TASK INSTRUCTIONS: Produce an exact copy of all the records.

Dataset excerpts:
[start]
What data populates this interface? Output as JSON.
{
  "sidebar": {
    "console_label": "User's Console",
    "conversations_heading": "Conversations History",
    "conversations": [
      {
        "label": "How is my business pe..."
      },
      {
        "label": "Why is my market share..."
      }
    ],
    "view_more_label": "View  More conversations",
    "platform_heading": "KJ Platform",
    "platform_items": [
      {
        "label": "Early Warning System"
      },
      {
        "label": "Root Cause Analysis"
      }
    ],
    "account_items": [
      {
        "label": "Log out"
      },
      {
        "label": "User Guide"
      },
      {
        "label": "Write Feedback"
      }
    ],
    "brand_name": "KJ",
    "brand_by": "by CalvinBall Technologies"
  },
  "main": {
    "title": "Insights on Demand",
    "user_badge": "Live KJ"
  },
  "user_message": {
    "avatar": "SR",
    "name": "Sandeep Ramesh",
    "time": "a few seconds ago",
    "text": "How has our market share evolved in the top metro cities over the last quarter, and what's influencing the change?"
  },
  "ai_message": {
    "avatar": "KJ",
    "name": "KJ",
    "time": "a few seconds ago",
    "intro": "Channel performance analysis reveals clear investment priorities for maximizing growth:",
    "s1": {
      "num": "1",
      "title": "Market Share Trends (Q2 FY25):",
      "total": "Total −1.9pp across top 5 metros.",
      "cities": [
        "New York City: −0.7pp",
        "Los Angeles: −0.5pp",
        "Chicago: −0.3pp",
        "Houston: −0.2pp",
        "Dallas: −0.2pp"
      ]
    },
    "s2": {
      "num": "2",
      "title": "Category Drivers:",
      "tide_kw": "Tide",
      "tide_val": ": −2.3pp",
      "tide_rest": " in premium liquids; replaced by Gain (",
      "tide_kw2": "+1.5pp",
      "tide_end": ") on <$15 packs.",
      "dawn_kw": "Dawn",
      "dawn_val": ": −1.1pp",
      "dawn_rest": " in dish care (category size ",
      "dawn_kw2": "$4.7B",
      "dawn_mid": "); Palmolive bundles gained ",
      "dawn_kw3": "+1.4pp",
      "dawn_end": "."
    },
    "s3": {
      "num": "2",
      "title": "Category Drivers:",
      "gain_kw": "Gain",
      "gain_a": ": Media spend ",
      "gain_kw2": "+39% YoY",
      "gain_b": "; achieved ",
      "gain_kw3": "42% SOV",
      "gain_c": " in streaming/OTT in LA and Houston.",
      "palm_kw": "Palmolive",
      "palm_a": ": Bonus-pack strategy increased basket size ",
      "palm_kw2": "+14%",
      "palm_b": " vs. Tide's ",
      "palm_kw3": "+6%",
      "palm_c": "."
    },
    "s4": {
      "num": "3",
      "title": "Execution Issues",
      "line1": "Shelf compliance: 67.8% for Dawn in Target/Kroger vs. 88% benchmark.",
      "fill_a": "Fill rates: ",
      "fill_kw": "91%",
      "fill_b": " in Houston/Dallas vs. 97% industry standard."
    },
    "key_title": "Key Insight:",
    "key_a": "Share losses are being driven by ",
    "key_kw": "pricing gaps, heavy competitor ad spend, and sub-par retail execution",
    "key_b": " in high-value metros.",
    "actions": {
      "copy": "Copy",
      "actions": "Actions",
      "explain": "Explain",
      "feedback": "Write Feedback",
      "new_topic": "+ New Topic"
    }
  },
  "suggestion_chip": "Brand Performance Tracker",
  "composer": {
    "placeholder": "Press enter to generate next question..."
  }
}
[end]
FINISHED TASK:
What data populates this interface? Output as JSON.
{
  "sidebar": {
    "console_label": "User's Console",
    "conversations_heading": "Conversations History",
    "conversations": [
      {
        "label": "How is my business pe..."
      },
      {
        "label": "Why is my market share..."
      }
    ],
    "view_more_label": "View  More conversations",
    "platform_heading": "KJ Platform",
    "platform_items": [
      {
        "label": "Early Warning System"
      },
      {
        "label": "Root Cause Analysis"
      }
    ],
    "account_items": [
      {
        "label": "Log out"
      },
      {
        "label": "User Guide"
      },
      {
        "label": "Write Feedback"
      }
    ],
    "brand_name": "KJ",
    "brand_by": "by CalvinBall Technologies"
  },
  "main": {
    "title": "Insights on Demand",
    "user_badge": "Live KJ"
  },
  "user_message": {
    "avatar": "SR",
    "name": "Sandeep Ramesh",
    "time": "a few seconds ago",
    "text": "How has our market share evolved in the top metro cities over the last quarter, and what's influencing the change?"
  },
  "ai_message": {
    "avatar": "KJ",
    "name": "KJ",
    "time": "a few seconds ago",
    "intro": "Channel performance analysis reveals clear investment priorities for maximizing growth:",
    "s1": {
      "num": "1",
      "title": "Market Share Trends (Q2 FY25):",
      "total": "Total −1.9pp across top 5 metros.",
      "cities": [
        "New York City: −0.7pp",
        "Los Angeles: −0.5pp",
        "Chicago: −0.3pp",
        "Houston: −0.2pp",
        "Dallas: −0.2pp"
      ]
    },
    "s2": {
      "num": "2",
      "title": "Category Drivers:",
      "tide_kw": "Tide",
      "tide_val": ": −2.3pp",
      "tide_rest": " in premium liquids; replaced by Gain (",
      "tide_kw2": "+1.5pp",
      "tide_end": ") on <$15 packs.",
      "dawn_kw": "Dawn",
      "dawn_val": ": −1.1pp",
      "dawn_rest": " in dish care (category size ",
      "dawn_kw2": "$4.7B",
      "dawn_mid": "); Palmolive bundles gained ",
      "dawn_kw3": "+1.4pp",
      "dawn_end": "."
    },
    "s3": {
      "num": "2",
      "title": "Category Drivers:",
      "gain_kw": "Gain",
      "gain_a": ": Media spend ",
      "gain_kw2": "+39% YoY",
      "gain_b": "; achieved ",
      "gain_kw3": "42% SOV",
      "gain_c": " in streaming/OTT in LA and Houston.",
      "palm_kw": "Palmolive",
      "palm_a": ": Bonus-pack strategy increased basket size ",
      "palm_kw2": "+14%",
      "palm_b": " vs. Tide's ",
      "palm_kw3": "+6%",
      "palm_c": "."
    },
    "s4": {
      "num": "3",
      "title": "Execution Issues",
      "line1": "Shelf compliance: 67.8% for Dawn in Target/Kroger vs. 88% benchmark.",
      "fill_a": "Fill rates: ",
      "fill_kw": "91%",
      "fill_b": " in Houston/Dallas vs. 97% industry standard."
    },
    "key_title": "Key Insight:",
    "key_a": "Share losses are being driven by ",
    "key_kw": "pricing gaps, heavy competitor ad spend, and sub-par retail execution",
    "key_b": " in high-value metros.",
    "actions": {
      "copy": "Copy",
      "actions": "Actions",
      "explain": "Explain",
      "feedback": "Write Feedback",
      "new_topic": "+ New Topic"
    }
  },
  "suggestion_chip": "Brand Performance Tracker",
  "composer": {
    "placeholder": "Press enter to generate next question..."
  }
}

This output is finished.